■ **What you are asked to do**
Repeat the listing in full, preserving every character.

^^^^

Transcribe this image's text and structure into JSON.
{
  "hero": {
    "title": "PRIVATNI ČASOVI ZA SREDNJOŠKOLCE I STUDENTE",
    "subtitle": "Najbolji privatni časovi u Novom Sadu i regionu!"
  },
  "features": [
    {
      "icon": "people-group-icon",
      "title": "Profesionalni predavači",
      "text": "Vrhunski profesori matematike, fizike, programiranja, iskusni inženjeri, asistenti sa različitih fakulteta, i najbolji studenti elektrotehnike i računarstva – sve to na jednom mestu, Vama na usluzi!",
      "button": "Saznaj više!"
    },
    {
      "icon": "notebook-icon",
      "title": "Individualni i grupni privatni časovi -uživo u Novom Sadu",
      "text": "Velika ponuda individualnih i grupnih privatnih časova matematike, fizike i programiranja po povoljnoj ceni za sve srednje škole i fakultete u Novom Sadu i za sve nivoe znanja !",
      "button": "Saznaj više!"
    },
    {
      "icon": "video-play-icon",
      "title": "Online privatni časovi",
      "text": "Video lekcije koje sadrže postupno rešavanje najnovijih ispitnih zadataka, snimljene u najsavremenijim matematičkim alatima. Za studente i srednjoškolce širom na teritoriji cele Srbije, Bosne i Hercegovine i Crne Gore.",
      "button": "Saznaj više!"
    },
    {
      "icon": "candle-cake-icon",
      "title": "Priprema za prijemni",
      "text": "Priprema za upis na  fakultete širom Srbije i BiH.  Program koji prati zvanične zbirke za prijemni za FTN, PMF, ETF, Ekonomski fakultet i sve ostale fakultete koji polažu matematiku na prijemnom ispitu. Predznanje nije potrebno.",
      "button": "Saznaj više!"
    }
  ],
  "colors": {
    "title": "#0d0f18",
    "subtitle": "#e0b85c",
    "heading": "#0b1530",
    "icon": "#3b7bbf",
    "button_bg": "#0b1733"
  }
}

^^^^

■ **Answer in full**
Transcribe this image's text and structure into JSON.
{
  "hero": {
    "title": "PRIVATNI ČASOVI ZA SREDNJOŠKOLCE I STUDENTE",
    "subtitle": "Najbolji privatni časovi u Novom Sadu i regionu!"
  },
  "features": [
    {
      "icon": "people-group-icon",
      "title": "Profesionalni predavači",
      "text": "Vrhunski profesori matematike, fizike, programiranja, iskusni inženjeri, asistenti sa različitih fakulteta, i najbolji studenti elektrotehnike i računarstva – sve to na jednom mestu, Vama na usluzi!",
      "button": "Saznaj više!"
    },
    {
      "icon": "notebook-icon",
      "title": "Individualni i grupni privatni časovi -uživo u Novom Sadu",
      "text": "Velika ponuda individualnih i grupnih privatnih časova matematike, fizike i programiranja po povoljnoj ceni za sve srednje škole i fakultete u Novom Sadu i za sve nivoe znanja !",
      "button": "Saznaj više!"
    },
    {
      "icon": "video-play-icon",
      "title": "Online privatni časovi",
      "text": "Video lekcije koje sadrže postupno rešavanje najnovijih ispitnih zadataka, snimljene u najsavremenijim matematičkim alatima. Za studente i srednjoškolce širom na teritoriji cele Srbije, Bosne i Hercegovine i Crne Gore.",
      "button": "Saznaj više!"
    },
    {
      "icon": "candle-cake-icon",
      "title": "Priprema za prijemni",
      "text": "Priprema za upis na  fakultete širom Srbije i BiH.  Program koji prati zvanične zbirke za prijemni za FTN, PMF, ETF, Ekonomski fakultet i sve ostale fakultete koji polažu matematiku na prijemnom ispitu. Predznanje nije potrebno.",
      "button": "Saznaj više!"
    }
  ],
  "colors": {
    "title": "#0d0f18",
    "subtitle": "#e0b85c",
    "heading": "#0b1530",
    "icon": "#3b7bbf",
    "button_bg": "#0b1733"
  }
}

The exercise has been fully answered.